__PROBLEM TO SOLVE__. Pull out every line of the listing below where "from" appears.

__SUPPLIED ENTRIES__.
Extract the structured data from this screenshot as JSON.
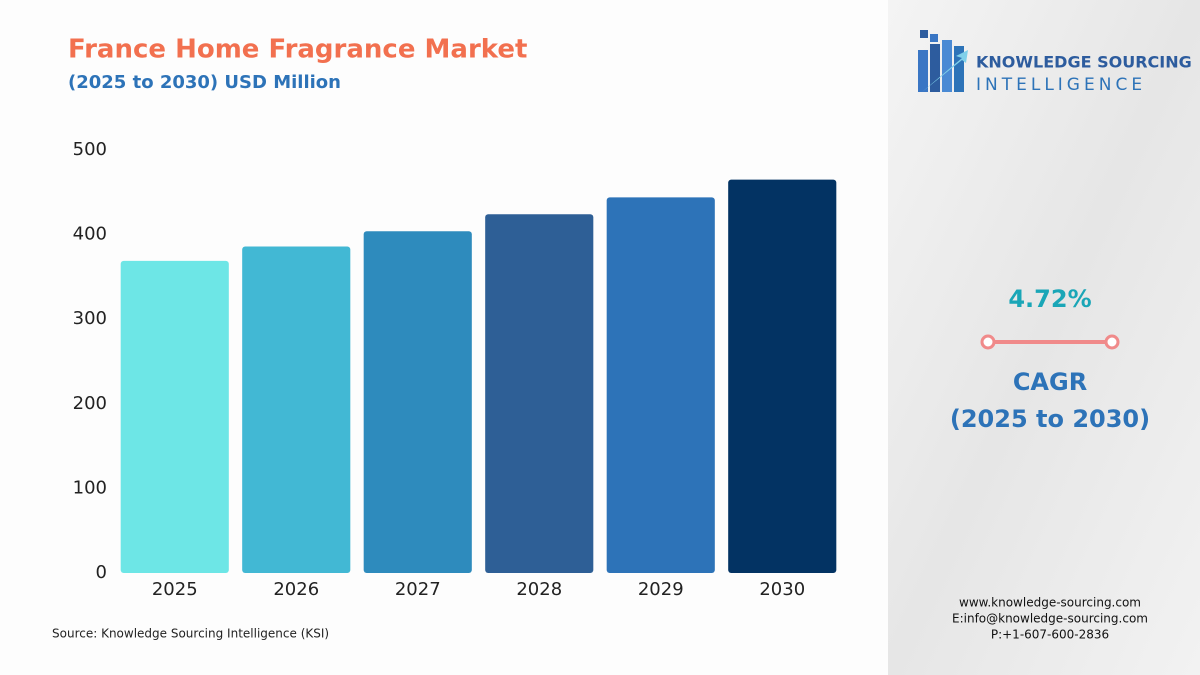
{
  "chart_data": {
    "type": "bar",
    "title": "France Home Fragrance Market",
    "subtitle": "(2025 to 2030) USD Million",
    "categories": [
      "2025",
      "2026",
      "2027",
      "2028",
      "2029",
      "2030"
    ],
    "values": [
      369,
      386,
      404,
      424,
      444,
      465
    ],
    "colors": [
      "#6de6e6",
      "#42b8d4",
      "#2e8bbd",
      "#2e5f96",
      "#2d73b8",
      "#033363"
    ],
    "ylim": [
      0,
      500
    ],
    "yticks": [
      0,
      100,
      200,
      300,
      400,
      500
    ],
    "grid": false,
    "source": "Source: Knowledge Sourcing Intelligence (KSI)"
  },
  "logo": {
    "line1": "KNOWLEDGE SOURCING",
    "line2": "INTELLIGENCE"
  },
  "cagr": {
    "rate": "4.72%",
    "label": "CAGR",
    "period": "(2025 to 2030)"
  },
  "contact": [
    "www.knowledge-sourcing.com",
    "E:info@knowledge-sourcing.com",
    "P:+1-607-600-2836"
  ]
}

--

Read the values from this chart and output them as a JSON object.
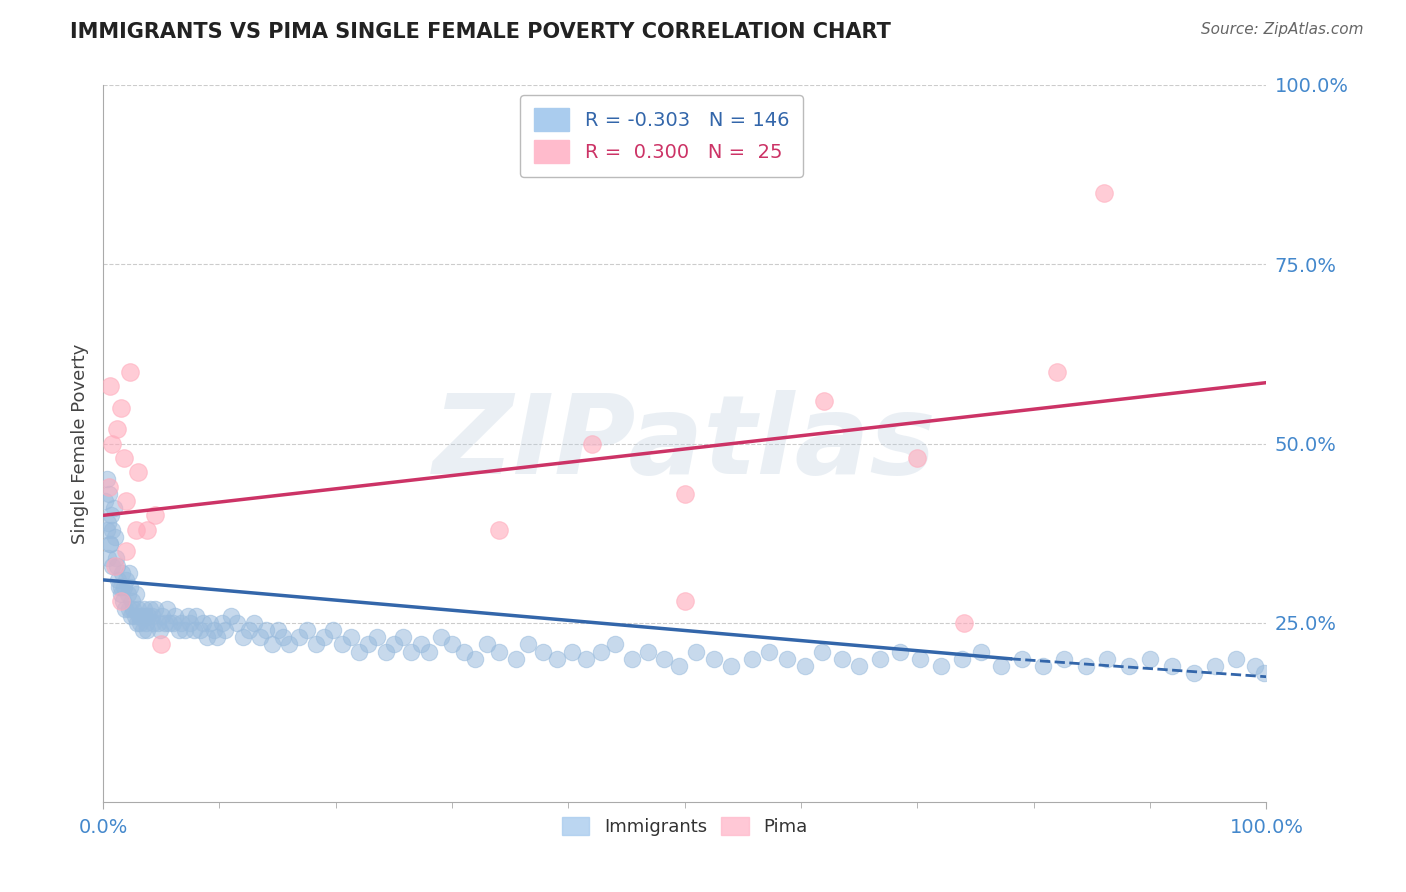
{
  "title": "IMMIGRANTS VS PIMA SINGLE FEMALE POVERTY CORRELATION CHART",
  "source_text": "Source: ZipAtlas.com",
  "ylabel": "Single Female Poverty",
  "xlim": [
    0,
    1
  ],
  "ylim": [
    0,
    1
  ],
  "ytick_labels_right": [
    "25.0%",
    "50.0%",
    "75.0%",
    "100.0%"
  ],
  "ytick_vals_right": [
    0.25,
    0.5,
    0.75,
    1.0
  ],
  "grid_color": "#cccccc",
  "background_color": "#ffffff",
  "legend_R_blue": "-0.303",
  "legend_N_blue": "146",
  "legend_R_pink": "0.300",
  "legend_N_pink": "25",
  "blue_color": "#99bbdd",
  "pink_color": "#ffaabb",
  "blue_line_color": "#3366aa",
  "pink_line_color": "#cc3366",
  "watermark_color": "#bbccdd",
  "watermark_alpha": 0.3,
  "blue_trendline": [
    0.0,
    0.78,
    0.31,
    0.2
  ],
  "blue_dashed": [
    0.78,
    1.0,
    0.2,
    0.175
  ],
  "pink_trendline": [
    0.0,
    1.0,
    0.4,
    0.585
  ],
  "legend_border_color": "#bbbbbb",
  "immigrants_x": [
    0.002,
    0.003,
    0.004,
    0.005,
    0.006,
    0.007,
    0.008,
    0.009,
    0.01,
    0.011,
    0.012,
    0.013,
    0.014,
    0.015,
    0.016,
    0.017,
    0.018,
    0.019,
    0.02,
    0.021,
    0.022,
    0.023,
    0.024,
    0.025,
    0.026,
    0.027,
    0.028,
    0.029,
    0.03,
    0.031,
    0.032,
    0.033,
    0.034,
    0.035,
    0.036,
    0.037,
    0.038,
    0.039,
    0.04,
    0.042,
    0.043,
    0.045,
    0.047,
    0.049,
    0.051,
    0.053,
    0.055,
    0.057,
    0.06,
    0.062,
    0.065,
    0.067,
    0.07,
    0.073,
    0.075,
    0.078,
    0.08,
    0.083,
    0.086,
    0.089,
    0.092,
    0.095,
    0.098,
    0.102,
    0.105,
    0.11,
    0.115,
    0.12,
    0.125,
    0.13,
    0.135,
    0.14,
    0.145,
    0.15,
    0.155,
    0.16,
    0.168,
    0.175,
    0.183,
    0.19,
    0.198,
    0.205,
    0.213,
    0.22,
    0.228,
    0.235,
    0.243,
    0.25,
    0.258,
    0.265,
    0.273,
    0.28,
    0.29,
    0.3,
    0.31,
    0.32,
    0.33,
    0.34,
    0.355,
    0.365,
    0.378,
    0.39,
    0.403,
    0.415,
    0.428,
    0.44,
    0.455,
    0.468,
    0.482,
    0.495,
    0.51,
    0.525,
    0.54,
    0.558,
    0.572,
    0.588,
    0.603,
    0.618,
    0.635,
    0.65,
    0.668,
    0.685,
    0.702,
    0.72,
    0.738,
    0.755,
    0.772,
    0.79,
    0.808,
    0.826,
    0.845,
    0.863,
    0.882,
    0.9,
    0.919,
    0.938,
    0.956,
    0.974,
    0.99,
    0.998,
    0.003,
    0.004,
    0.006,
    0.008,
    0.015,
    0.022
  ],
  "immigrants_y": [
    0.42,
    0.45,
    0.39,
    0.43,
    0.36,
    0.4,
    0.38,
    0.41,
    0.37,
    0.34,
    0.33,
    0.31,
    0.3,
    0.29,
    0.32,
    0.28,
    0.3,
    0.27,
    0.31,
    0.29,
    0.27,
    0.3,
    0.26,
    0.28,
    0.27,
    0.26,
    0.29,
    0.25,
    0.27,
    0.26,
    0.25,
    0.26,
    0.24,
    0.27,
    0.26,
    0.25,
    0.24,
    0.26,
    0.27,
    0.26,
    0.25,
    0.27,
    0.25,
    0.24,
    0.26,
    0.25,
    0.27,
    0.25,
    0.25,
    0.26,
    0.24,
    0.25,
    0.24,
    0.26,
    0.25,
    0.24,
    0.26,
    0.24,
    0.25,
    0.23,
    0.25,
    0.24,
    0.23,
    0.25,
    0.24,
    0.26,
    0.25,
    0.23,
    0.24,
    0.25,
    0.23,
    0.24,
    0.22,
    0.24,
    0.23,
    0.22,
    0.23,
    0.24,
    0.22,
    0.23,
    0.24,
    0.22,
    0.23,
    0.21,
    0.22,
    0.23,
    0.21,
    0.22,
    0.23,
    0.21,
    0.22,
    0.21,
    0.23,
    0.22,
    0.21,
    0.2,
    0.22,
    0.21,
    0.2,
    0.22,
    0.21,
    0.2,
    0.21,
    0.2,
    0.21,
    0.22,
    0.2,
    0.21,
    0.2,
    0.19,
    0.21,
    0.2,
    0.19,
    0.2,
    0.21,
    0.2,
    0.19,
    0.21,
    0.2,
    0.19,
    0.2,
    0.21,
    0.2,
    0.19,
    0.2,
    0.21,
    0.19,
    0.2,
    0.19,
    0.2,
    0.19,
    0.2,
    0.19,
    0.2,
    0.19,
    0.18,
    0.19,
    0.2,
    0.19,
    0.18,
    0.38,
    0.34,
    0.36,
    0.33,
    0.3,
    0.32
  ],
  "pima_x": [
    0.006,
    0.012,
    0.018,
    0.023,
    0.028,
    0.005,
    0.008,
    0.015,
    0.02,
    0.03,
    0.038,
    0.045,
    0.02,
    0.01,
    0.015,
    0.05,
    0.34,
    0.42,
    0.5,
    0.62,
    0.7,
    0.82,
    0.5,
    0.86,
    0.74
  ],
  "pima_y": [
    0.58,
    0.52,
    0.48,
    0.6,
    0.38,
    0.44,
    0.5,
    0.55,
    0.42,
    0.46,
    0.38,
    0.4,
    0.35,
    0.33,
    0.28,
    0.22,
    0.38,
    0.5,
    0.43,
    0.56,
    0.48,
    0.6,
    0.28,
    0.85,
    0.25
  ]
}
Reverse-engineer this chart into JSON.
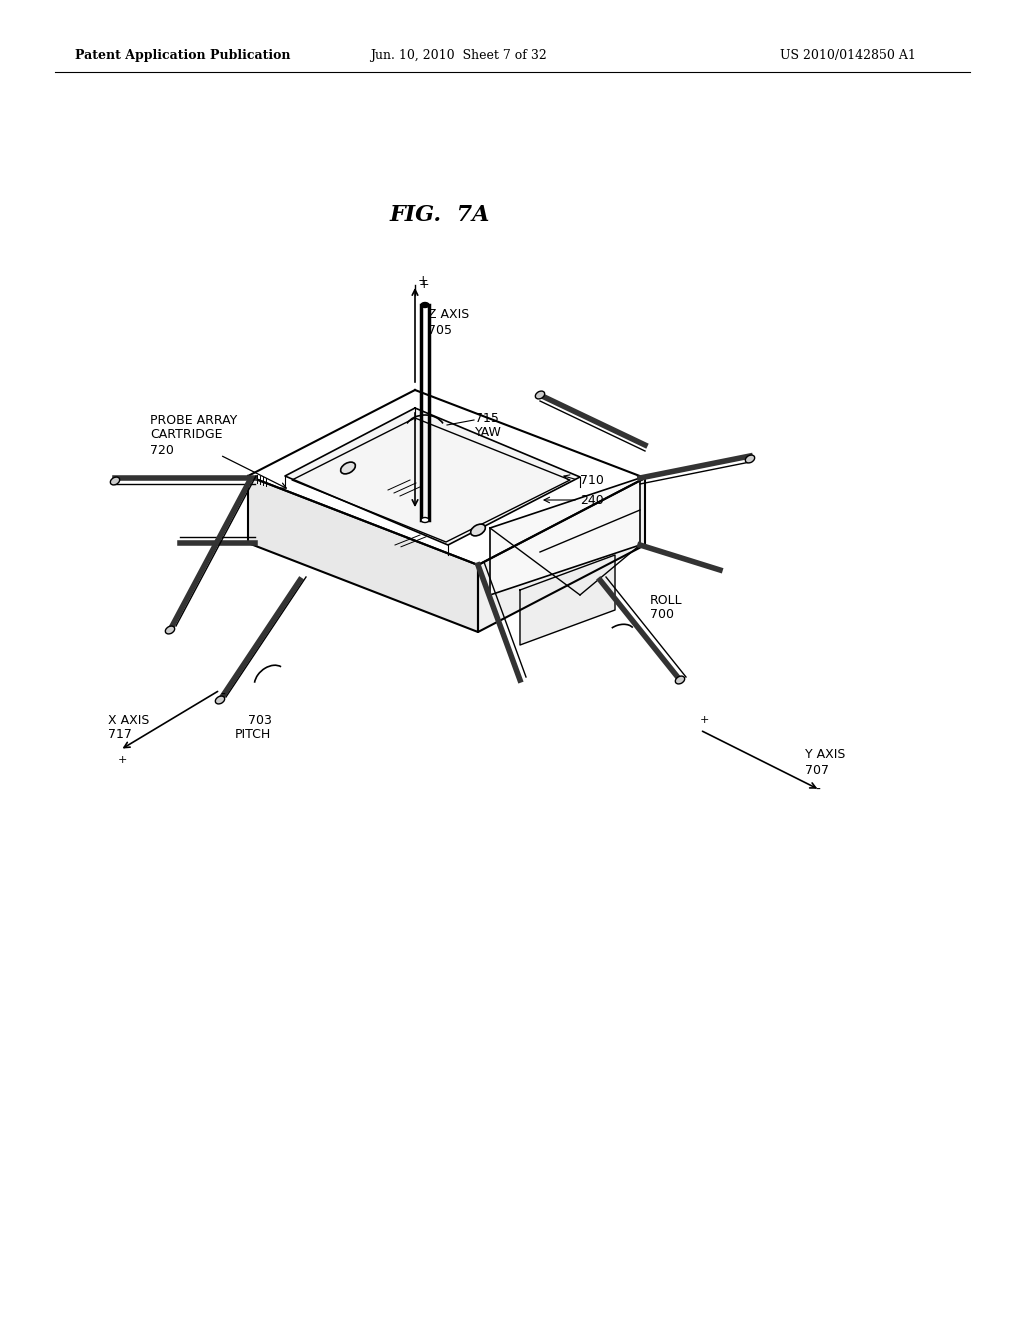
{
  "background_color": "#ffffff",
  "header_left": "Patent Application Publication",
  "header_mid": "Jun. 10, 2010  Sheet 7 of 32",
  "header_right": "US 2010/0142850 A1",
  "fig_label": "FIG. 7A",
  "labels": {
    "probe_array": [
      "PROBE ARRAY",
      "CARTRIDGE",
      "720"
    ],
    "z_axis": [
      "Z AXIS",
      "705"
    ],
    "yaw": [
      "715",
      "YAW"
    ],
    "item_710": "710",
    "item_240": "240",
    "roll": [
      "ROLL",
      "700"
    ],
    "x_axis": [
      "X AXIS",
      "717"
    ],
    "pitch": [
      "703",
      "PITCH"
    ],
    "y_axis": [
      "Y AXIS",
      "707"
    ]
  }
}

__TASK RESPONSE__.
Extract the structured data from this screenshot as JSON.
Read the values from this chart and output them as a JSON object.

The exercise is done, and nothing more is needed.